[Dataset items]
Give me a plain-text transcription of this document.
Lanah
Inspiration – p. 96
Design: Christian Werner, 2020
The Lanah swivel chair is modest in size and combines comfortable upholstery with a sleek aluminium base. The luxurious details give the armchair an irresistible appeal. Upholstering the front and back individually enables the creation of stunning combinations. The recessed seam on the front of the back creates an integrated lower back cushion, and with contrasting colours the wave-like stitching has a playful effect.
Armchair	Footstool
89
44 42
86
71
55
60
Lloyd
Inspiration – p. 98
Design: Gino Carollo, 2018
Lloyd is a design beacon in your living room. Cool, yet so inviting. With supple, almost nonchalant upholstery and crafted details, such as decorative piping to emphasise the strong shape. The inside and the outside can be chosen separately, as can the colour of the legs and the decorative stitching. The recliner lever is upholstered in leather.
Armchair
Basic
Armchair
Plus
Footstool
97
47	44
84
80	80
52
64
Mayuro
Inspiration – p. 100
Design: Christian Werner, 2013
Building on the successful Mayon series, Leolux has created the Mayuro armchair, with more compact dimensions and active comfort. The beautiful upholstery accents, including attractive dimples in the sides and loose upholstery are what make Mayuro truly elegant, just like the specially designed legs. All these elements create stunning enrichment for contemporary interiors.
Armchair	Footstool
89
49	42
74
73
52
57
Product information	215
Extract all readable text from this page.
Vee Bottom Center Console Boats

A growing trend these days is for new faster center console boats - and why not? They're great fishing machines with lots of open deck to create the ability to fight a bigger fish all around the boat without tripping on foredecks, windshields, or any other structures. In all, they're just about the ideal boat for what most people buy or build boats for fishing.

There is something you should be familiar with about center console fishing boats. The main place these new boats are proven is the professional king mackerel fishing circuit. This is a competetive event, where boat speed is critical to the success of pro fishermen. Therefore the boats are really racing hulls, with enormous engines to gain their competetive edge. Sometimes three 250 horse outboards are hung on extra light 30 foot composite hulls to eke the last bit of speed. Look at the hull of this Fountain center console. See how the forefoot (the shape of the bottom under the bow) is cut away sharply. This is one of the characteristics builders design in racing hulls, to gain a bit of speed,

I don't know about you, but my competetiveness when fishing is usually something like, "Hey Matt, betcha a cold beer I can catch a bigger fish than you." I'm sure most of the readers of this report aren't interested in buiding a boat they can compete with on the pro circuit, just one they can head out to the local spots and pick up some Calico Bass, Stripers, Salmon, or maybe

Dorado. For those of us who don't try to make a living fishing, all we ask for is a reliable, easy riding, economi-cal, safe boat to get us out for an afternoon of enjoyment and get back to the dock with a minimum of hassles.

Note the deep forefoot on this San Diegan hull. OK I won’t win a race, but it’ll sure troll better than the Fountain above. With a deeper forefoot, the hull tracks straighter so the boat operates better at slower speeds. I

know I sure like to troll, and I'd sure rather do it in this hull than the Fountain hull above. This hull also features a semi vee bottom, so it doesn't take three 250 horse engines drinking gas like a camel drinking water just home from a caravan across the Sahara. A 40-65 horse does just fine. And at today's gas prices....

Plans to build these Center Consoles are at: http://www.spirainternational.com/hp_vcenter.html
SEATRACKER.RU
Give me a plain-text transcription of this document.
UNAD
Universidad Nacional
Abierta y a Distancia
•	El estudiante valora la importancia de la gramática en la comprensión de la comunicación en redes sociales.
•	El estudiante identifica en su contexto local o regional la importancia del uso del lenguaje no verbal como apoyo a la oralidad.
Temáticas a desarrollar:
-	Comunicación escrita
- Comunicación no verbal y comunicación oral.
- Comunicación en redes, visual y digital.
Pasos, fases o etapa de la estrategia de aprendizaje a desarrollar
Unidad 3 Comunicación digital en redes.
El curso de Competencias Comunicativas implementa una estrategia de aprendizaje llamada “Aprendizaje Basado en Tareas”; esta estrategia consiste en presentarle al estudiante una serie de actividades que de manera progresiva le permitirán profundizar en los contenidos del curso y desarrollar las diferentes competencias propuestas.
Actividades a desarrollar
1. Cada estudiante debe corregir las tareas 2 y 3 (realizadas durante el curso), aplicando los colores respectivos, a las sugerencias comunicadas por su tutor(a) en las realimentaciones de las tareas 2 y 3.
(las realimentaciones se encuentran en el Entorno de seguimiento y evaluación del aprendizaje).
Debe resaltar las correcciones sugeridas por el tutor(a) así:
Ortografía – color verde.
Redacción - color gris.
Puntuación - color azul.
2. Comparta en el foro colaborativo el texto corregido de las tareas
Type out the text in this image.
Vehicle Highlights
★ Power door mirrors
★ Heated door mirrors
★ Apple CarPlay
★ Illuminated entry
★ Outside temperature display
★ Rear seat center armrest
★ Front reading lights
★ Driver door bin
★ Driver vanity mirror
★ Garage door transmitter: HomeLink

— PROBLEM —
The records above are to be copied in full, exactly as written.

— COMPLETE RESPONSE —
Give me a plain-text transcription of this document.
Lanah
Inspiration – p. 96
Design: Christian Werner, 2020
The Lanah swivel chair is modest in size and combines comfortable upholstery with a sleek aluminium base. The luxurious details give the armchair an irresistible appeal. Upholstering the front and back individually enables the creation of stunning combinations. The recessed seam on the front of the back creates an integrated lower back cushion, and with contrasting colours the wave-like stitching has a playful effect.
Armchair	Footstool
89
44 42
86
71
55
60
Lloyd
Inspiration – p. 98
Design: Gino Carollo, 2018
Lloyd is a design beacon in your living room. Cool, yet so inviting. With supple, almost nonchalant upholstery and crafted details, such as decorative piping to emphasise the strong shape. The inside and the outside can be chosen separately, as can the colour of the legs and the decorative stitching. The recliner lever is upholstered in leather.
Armchair
Basic
Armchair
Plus
Footstool
97
47	44
84
80	80
52
64
Mayuro
Inspiration – p. 100
Design: Christian Werner, 2013
Building on the successful Mayon series, Leolux has created the Mayuro armchair, with more compact dimensions and active comfort. The beautiful upholstery accents, including attractive dimples in the sides and loose upholstery are what make Mayuro truly elegant, just like the specially designed legs. All these elements create stunning enrichment for contemporary interiors.
Armchair	Footstool
89
49	42
74
73
52
57
Product information	215
Extract all readable text from this page.
Vee Bottom Center Console Boats

A growing trend these days is for new faster center console boats - and why not? They're great fishing machines with lots of open deck to create the ability to fight a bigger fish all around the boat without tripping on foredecks, windshields, or any other structures. In all, they're just about the ideal boat for what most people buy or build boats for fishing.

There is something you should be familiar with about center console fishing boats. The main place these new boats are proven is the professional king mackerel fishing circuit. This is a competetive event, where boat speed is critical to the success of pro fishermen. Therefore the boats are really racing hulls, with enormous engines to gain their competetive edge. Sometimes three 250 horse outboards are hung on extra light 30 foot composite hulls to eke the last bit of speed. Look at the hull of this Fountain center console. See how the forefoot (the shape of the bottom under the bow) is cut away sharply. This is one of the characteristics builders design in racing hulls, to gain a bit of speed,

I don't know about you, but my competetiveness when fishing is usually something like, "Hey Matt, betcha a cold beer I can catch a bigger fish than you." I'm sure most of the readers of this report aren't interested in buiding a boat they can compete with on the pro circuit, just one they can head out to the local spots and pick up some Calico Bass, Stripers, Salmon, or maybe

Dorado. For those of us who don't try to make a living fishing, all we ask for is a reliable, easy riding, economi-cal, safe boat to get us out for an afternoon of enjoyment and get back to the dock with a minimum of hassles.

Note the deep forefoot on this San Diegan hull. OK I won’t win a race, but it’ll sure troll better than the Fountain above. With a deeper forefoot, the hull tracks straighter so the boat operates better at slower speeds. I

know I sure like to troll, and I'd sure rather do it in this hull than the Fountain hull above. This hull also features a semi vee bottom, so it doesn't take three 250 horse engines drinking gas like a camel drinking water just home from a caravan across the Sahara. A 40-65 horse does just fine. And at today's gas prices....

Plans to build these Center Consoles are at: http://www.spirainternational.com/hp_vcenter.html
SEATRACKER.RU
Give me a plain-text transcription of this document.
UNAD
Universidad Nacional
Abierta y a Distancia
•	El estudiante valora la importancia de la gramática en la comprensión de la comunicación en redes sociales.
•	El estudiante identifica en su contexto local o regional la importancia del uso del lenguaje no verbal como apoyo a la oralidad.
Temáticas a desarrollar:
-	Comunicación escrita
- Comunicación no verbal y comunicación oral.
- Comunicación en redes, visual y digital.
Pasos, fases o etapa de la estrategia de aprendizaje a desarrollar
Unidad 3 Comunicación digital en redes.
El curso de Competencias Comunicativas implementa una estrategia de aprendizaje llamada “Aprendizaje Basado en Tareas”; esta estrategia consiste en presentarle al estudiante una serie de actividades que de manera progresiva le permitirán profundizar en los contenidos del curso y desarrollar las diferentes competencias propuestas.
Actividades a desarrollar
1. Cada estudiante debe corregir las tareas 2 y 3 (realizadas durante el curso), aplicando los colores respectivos, a las sugerencias comunicadas por su tutor(a) en las realimentaciones de las tareas 2 y 3.
(las realimentaciones se encuentran en el Entorno de seguimiento y evaluación del aprendizaje).
Debe resaltar las correcciones sugeridas por el tutor(a) así:
Ortografía – color verde.
Redacción - color gris.
Puntuación - color azul.
2. Comparta en el foro colaborativo el texto corregido de las tareas
Type out the text in this image.
Vehicle Highlights
★ Power door mirrors
★ Heated door mirrors
★ Apple CarPlay
★ Illuminated entry
★ Outside temperature display
★ Rear seat center armrest
★ Front reading lights
★ Driver door bin
★ Driver vanity mirror
★ Garage door transmitter: HomeLink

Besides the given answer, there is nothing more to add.